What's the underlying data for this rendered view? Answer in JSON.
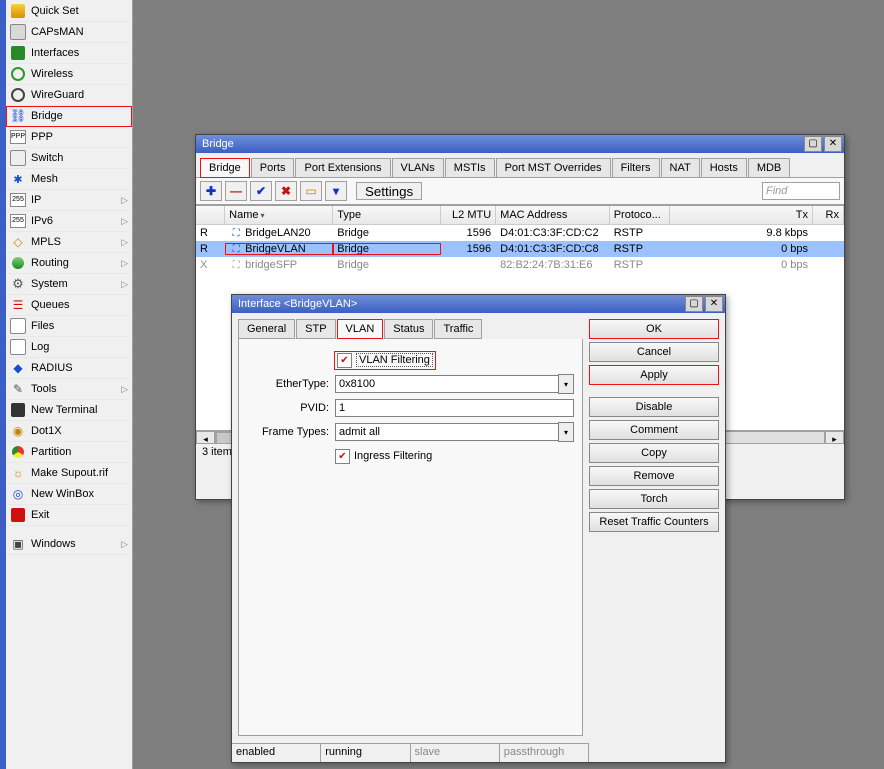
{
  "sidebar": {
    "items": [
      {
        "label": "Quick Set",
        "icon": "gold",
        "chevron": false
      },
      {
        "label": "CAPsMAN",
        "icon": "cap",
        "chevron": false
      },
      {
        "label": "Interfaces",
        "icon": "green",
        "chevron": false
      },
      {
        "label": "Wireless",
        "icon": "radio",
        "chevron": false
      },
      {
        "label": "WireGuard",
        "icon": "wg",
        "chevron": false
      },
      {
        "label": "Bridge",
        "icon": "bridge",
        "chevron": false,
        "hl": true
      },
      {
        "label": "PPP",
        "icon": "ppp",
        "chevron": false
      },
      {
        "label": "Switch",
        "icon": "switch",
        "chevron": false
      },
      {
        "label": "Mesh",
        "icon": "mesh",
        "chevron": false
      },
      {
        "label": "IP",
        "icon": "ip",
        "chevron": true
      },
      {
        "label": "IPv6",
        "icon": "ip",
        "chevron": true
      },
      {
        "label": "MPLS",
        "icon": "mpls",
        "chevron": true
      },
      {
        "label": "Routing",
        "icon": "route",
        "chevron": true
      },
      {
        "label": "System",
        "icon": "sys",
        "chevron": true
      },
      {
        "label": "Queues",
        "icon": "queue",
        "chevron": false
      },
      {
        "label": "Files",
        "icon": "files",
        "chevron": false
      },
      {
        "label": "Log",
        "icon": "log",
        "chevron": false
      },
      {
        "label": "RADIUS",
        "icon": "radius",
        "chevron": false
      },
      {
        "label": "Tools",
        "icon": "tools",
        "chevron": true
      },
      {
        "label": "New Terminal",
        "icon": "term",
        "chevron": false
      },
      {
        "label": "Dot1X",
        "icon": "dot1x",
        "chevron": false
      },
      {
        "label": "Partition",
        "icon": "part",
        "chevron": false
      },
      {
        "label": "Make Supout.rif",
        "icon": "supout",
        "chevron": false
      },
      {
        "label": "New WinBox",
        "icon": "winbox",
        "chevron": false
      },
      {
        "label": "Exit",
        "icon": "exit",
        "chevron": false
      }
    ],
    "windows_label": "Windows"
  },
  "bridge_win": {
    "title": "Bridge",
    "tabs": [
      "Bridge",
      "Ports",
      "Port Extensions",
      "VLANs",
      "MSTIs",
      "Port MST Overrides",
      "Filters",
      "NAT",
      "Hosts",
      "MDB"
    ],
    "active_tab": 0,
    "settings_label": "Settings",
    "find_placeholder": "Find",
    "columns": [
      "",
      "Name",
      "Type",
      "L2 MTU",
      "MAC Address",
      "Protoco...",
      "Tx",
      "Rx"
    ],
    "rows": [
      {
        "flag": "R",
        "name": "BridgeLAN20",
        "type": "Bridge",
        "l2": "1596",
        "mac": "D4:01:C3:3F:CD:C2",
        "proto": "RSTP",
        "tx": "9.8 kbps",
        "icon": "blue",
        "gray": false,
        "sel": false,
        "hl": false
      },
      {
        "flag": "R",
        "name": "BridgeVLAN",
        "type": "Bridge",
        "l2": "1596",
        "mac": "D4:01:C3:3F:CD:C8",
        "proto": "RSTP",
        "tx": "0 bps",
        "icon": "blue",
        "gray": false,
        "sel": true,
        "hl": true
      },
      {
        "flag": "X",
        "name": "bridgeSFP",
        "type": "Bridge",
        "l2": "",
        "mac": "82:B2:24:7B:31:E6",
        "proto": "RSTP",
        "tx": "0 bps",
        "icon": "gray",
        "gray": true,
        "sel": false,
        "hl": false
      }
    ],
    "status": "3 items"
  },
  "iface_win": {
    "title": "Interface <BridgeVLAN>",
    "tabs": [
      "General",
      "STP",
      "VLAN",
      "Status",
      "Traffic"
    ],
    "active_tab": 2,
    "vlan_filtering_label": "VLAN Filtering",
    "vlan_filtering_checked": true,
    "ether_type_label": "EtherType:",
    "ether_type_value": "0x8100",
    "pvid_label": "PVID:",
    "pvid_value": "1",
    "frame_types_label": "Frame Types:",
    "frame_types_value": "admit all",
    "ingress_filtering_label": "Ingress Filtering",
    "ingress_filtering_checked": true,
    "buttons": [
      "OK",
      "Cancel",
      "Apply",
      "Disable",
      "Comment",
      "Copy",
      "Remove",
      "Torch",
      "Reset Traffic Counters"
    ],
    "hl_buttons": [
      0,
      2
    ],
    "status": [
      "enabled",
      "running",
      "slave",
      "passthrough"
    ],
    "status_gray": [
      false,
      false,
      true,
      true
    ]
  }
}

###

• _WHAT YOU NEED TO DO_
Extract each line from the entries above that contains the string "BridgeVLAN".

• _FINISHED ANSWER_
        "name": "BridgeVLAN",
    "title": "Interface <BridgeVLAN>",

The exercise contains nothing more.